(begin)
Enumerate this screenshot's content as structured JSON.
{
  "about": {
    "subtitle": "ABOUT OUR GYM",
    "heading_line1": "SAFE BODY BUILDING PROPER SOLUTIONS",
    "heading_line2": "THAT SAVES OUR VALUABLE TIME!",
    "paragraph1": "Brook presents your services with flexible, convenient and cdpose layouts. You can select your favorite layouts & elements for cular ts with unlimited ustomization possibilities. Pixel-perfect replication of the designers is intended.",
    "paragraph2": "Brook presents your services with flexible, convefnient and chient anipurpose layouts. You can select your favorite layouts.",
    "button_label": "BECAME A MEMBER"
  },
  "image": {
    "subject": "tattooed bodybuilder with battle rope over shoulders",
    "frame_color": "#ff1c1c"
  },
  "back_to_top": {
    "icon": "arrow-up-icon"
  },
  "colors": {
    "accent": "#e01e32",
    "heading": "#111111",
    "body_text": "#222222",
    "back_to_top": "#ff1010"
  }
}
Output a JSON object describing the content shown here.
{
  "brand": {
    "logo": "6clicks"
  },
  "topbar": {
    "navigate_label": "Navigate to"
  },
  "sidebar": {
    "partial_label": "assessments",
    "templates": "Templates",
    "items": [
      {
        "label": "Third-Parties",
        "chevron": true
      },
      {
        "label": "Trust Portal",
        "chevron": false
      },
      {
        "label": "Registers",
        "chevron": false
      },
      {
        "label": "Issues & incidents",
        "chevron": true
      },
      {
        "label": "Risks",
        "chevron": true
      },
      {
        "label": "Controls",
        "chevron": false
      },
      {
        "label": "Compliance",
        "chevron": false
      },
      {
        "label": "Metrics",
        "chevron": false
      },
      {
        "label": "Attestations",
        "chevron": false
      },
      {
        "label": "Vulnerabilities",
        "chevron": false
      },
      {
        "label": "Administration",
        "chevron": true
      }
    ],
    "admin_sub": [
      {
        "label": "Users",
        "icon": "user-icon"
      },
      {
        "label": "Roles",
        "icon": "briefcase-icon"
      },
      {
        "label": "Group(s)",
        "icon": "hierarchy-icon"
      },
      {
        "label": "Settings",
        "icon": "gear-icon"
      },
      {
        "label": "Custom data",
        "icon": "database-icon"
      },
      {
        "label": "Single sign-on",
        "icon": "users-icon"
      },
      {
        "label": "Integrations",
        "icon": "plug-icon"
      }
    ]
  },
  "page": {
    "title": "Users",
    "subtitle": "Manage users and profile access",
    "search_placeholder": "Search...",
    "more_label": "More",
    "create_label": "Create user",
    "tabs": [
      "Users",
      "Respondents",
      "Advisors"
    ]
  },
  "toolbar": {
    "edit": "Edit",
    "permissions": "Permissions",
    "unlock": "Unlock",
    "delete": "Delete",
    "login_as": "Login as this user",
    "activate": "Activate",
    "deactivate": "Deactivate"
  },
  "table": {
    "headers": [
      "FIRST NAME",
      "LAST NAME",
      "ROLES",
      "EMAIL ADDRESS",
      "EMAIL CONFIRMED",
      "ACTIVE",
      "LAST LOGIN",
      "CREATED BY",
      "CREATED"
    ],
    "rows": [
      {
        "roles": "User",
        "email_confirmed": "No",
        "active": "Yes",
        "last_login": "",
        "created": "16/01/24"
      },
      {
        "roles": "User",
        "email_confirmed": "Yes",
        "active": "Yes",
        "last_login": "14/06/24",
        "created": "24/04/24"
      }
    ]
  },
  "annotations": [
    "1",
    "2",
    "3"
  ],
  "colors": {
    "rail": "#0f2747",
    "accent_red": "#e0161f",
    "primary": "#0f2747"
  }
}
(end)
Give only the number of lines in the data that include the string "favorite".

Task output: 2